Josef Vojta

Personal information
- Date of birth: 19 April 1935
- Place of birth: Plzeň, Czechoslovakia
- Date of death: 6 March 2023 (aged 87)
- Position(s): Midfielder

Senior career*
- Years: Team / Apps / (Gls)
- 1960–1968: Sparta Prague / 351 / (77)
- 1968–1971: Chomutov / ? / (?)

International career
- 1960–1966: Czechoslovakia / 7 / (0)

Medal record
Men's football
Representing Czechoslovakia
Olympic Games
| Silver medal – second place | 1964 Tokyo | Team competition |

= Josef Vojta =

Czech footballer (1935–2023)

Josef Vojta (19 April 1935 – 6 March 2023) was a Czech footballer.

**Records supplied**

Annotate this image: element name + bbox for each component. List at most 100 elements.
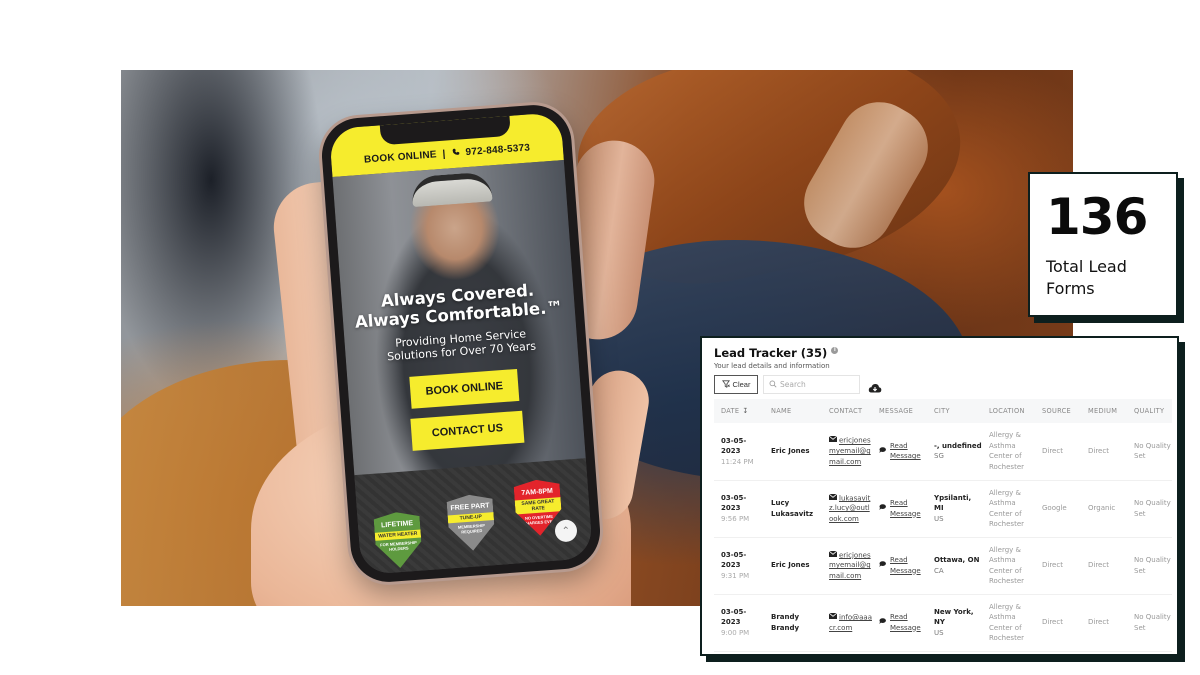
search-input[interactable] <box>780 380 850 389</box>
cell-location: Allergy & Asthma Center of Rochester <box>982 480 1035 538</box>
read-message-link[interactable]: Read Message <box>890 498 927 519</box>
chat-bubble-icon <box>879 617 886 628</box>
cell-source: Direct <box>1035 423 1081 481</box>
cell-city: Ottawa, ON CA <box>927 537 982 595</box>
sort-descending-icon[interactable]: ↧ <box>742 407 748 415</box>
badge-caption: MEMBERSHIP REQUIRED <box>457 522 486 535</box>
column-header-location[interactable]: LOCATION <box>982 399 1035 423</box>
lead-location: Allergy & Asthma Center of Rochester <box>989 602 1024 643</box>
lead-tracker-panel: Lead Tracker (35) i Your lead details an… <box>700 336 1179 656</box>
info-icon[interactable]: i <box>831 346 839 354</box>
badge-free-part[interactable]: FREE PART TUNE-UP MEMBERSHIP REQUIRED <box>446 493 496 552</box>
lead-city: Ypsilanti, MI <box>934 493 972 513</box>
column-header-medium[interactable]: MEDIUM <box>1081 399 1127 423</box>
lead-time: 11:24 PM <box>721 457 754 466</box>
cell-city: Ypsilanti, MI US <box>927 480 982 538</box>
table-row[interactable]: 03-05-2023 9:31 PM Eric Jones ericjonesmy… <box>714 537 1172 595</box>
hero-headline: Always Covered. Always Comfortable.™ <box>341 278 575 333</box>
lead-medium: Direct <box>1088 618 1109 627</box>
cloud-download-icon[interactable] <box>868 379 882 392</box>
column-header-contact[interactable]: CONTACT <box>822 399 872 423</box>
lead-date: 03-05-2023 <box>721 493 747 513</box>
lead-tracker-title: Lead Tracker (35) <box>714 346 828 360</box>
lead-tracker-toolbar: Clear <box>714 375 1165 394</box>
lead-city: Ottawa, ON <box>934 556 980 564</box>
lead-date: 03-05-2023 <box>721 607 747 627</box>
top-book-online-link[interactable]: BOOK ONLINE <box>364 149 437 165</box>
column-header-date[interactable]: DATE ↧ <box>714 399 764 423</box>
badge-caption: FOR MEMBERSHIP HOLDERS <box>380 539 417 552</box>
clear-filters-label: Clear <box>732 380 751 389</box>
lead-tracker-subtitle: Your lead details and information <box>714 362 830 370</box>
lead-medium: Organic <box>1088 504 1116 513</box>
phone-number-link[interactable]: 972-848-5373 <box>465 142 530 158</box>
badge-title: 7AM-8PM <box>521 487 554 497</box>
lead-medium: Direct <box>1088 561 1109 570</box>
lead-quality: No Quality Set <box>1134 441 1171 461</box>
total-lead-forms-card: 136 Total Lead Forms <box>1028 172 1178 317</box>
clear-filters-button[interactable]: Clear <box>714 375 758 394</box>
stat-label-line1: Total Lead <box>1046 257 1127 276</box>
lead-name: Eric Jones <box>771 447 810 455</box>
lead-country: US <box>934 628 944 637</box>
cell-name: Brandy Brandy <box>764 594 822 652</box>
lead-tracker-header: Lead Tracker (35) i <box>714 346 1165 360</box>
read-message-link[interactable]: Read Message <box>890 441 927 462</box>
lead-quality: No Quality Set <box>1134 556 1171 575</box>
column-header-city[interactable]: CITY <box>927 399 982 423</box>
search-field[interactable] <box>763 375 860 394</box>
contact-us-button[interactable]: CONTACT US <box>410 410 525 451</box>
badge-title: LIFETIME <box>380 520 414 530</box>
phone-screen: BOOK ONLINE | 972-848-5373 Always Covere… <box>328 112 594 575</box>
cell-quality: No Quality Set <box>1127 480 1172 538</box>
mail-icon <box>828 550 838 561</box>
chat-bubble-icon <box>879 560 886 571</box>
column-header-source[interactable]: SOURCE <box>1035 399 1081 423</box>
scroll-to-top-button[interactable]: ⌃ <box>554 519 578 543</box>
hero-subtitle: Providing Home Service Solutions for Ove… <box>344 324 577 367</box>
chat-bubble-icon <box>879 503 886 514</box>
cell-name: Eric Jones <box>764 423 822 481</box>
lead-name: Eric Jones <box>771 561 810 570</box>
chat-bubble-icon <box>879 446 886 457</box>
cell-name: Eric Jones <box>764 537 822 595</box>
table-row[interactable]: 03-05-2023 9:00 PM Brandy Brandy info@aaa… <box>714 594 1172 652</box>
cell-source: Direct <box>1035 537 1081 595</box>
lead-medium: Direct <box>1088 447 1109 455</box>
cell-source: Google <box>1035 480 1081 538</box>
cell-quality: No Quality Set <box>1127 594 1172 652</box>
column-header-name[interactable]: NAME <box>764 399 822 423</box>
cell-message: Read Message <box>872 594 927 652</box>
cell-message: Read Message <box>872 537 927 595</box>
read-message-link[interactable]: Read Message <box>890 555 927 576</box>
mail-icon <box>828 435 838 446</box>
lead-location: Allergy & Asthma Center of Rochester <box>989 431 1024 471</box>
cell-message: Read Message <box>872 423 927 481</box>
cell-date: 03-05-2023 9:31 PM <box>714 537 764 595</box>
cell-quality: No Quality Set <box>1127 423 1172 481</box>
column-header-message[interactable]: MESSAGE <box>872 399 927 423</box>
lead-quality: No Quality Set <box>1134 613 1171 632</box>
book-online-button[interactable]: BOOK ONLINE <box>409 368 520 409</box>
lead-time: 9:56 PM <box>721 514 750 523</box>
cell-medium: Direct <box>1081 594 1127 652</box>
column-header-quality[interactable]: QUALITY <box>1127 399 1172 423</box>
smartphone: BOOK ONLINE | 972-848-5373 Always Covere… <box>319 102 603 585</box>
technician-cap <box>410 171 493 208</box>
cell-date: 03-05-2023 11:24 PM <box>714 423 764 481</box>
mail-icon <box>828 612 838 623</box>
promo-badges: LIFETIME WATER HEATER FOR MEMBERSHIP HOL… <box>354 458 594 575</box>
table-row[interactable]: 03-05-2023 9:56 PM Lucy Lukasavitz lukasa… <box>714 480 1172 538</box>
cell-source: Direct <box>1035 594 1081 652</box>
phone-icon <box>451 148 460 160</box>
cell-name: Lucy Lukasavitz <box>764 480 822 538</box>
read-message-link[interactable]: Read Message <box>890 612 927 633</box>
badge-lifetime-water-heater[interactable]: LIFETIME WATER HEATER FOR MEMBERSHIP HOL… <box>373 511 423 570</box>
lead-time: 9:31 PM <box>721 571 750 580</box>
leads-table: DATE ↧ NAME CONTACT MESSAGE CITY LOCATION… <box>714 399 1172 652</box>
cell-contact: info@aaacr.com <box>822 594 872 652</box>
site-hero: Always Covered. Always Comfortable.™ Pro… <box>332 159 586 477</box>
table-row[interactable]: 03-05-2023 11:24 PM Eric Jones ericjonesm… <box>714 423 1172 481</box>
lead-date: 03-05-2023 <box>721 436 747 456</box>
cell-location: Allergy & Asthma Center of Rochester <box>982 423 1035 481</box>
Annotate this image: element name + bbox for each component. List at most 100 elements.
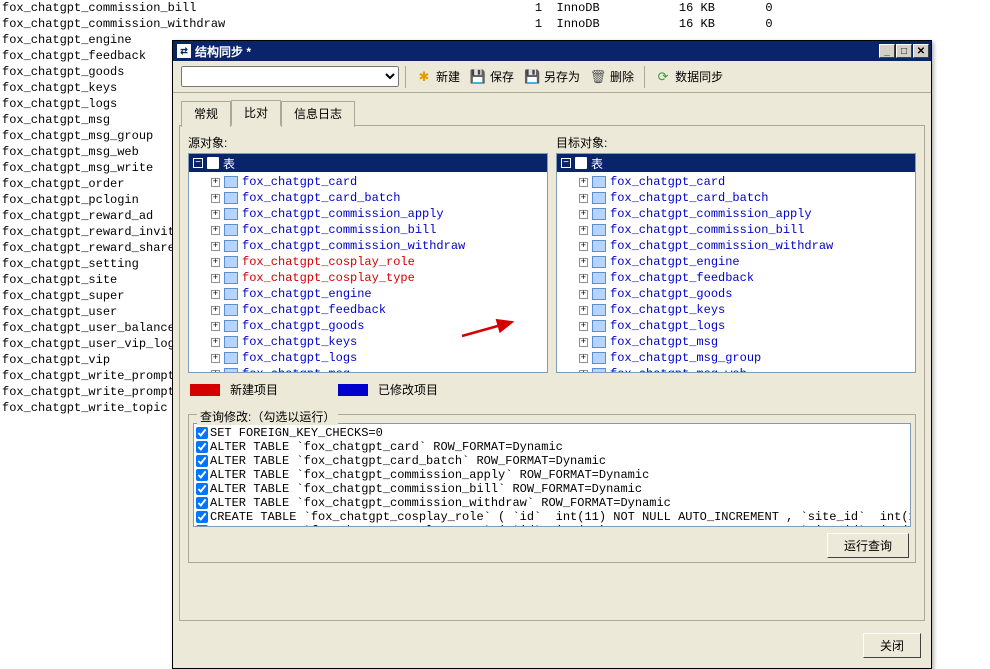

**Problem to solve**
Continue the text about the footballer Josef Vojta from where it stops, writing the rest of the article.

**Expected answer**
==Career==
His youth football career started in FK Ústí nad Labem. During his professional club career he played most of the time (1960–1968) for Sparta Prague in Czechoslovak First League. Between 1960 and 1968 he made 351 league appearances and scored 77 goals from his position of midfielder. He earned 13 caps and scored 3 goals for the Czechoslovakia national team, and was part of the bronze team at the UEFA Euro 1960, and also won a silver medal in Football at the 1964 Summer Olympics. Vojta was famous for his hard style of playing – he was the "hardest footballer" in the 1960s in Czechoslovakia. And also, he was famous for his versatility, because his position on field could be attacker or midfielder same as defender. After leaving Sparta Prague in 1968, he played in FK Chomutov, FK Meteor Prague and other smaller Czech football clubs. He ended up with his professional career in the end of 1970s. Vojta still played football for Formal Sparta Prague players team. In 2010, he was elected to Sparta Prague Hall of Fame.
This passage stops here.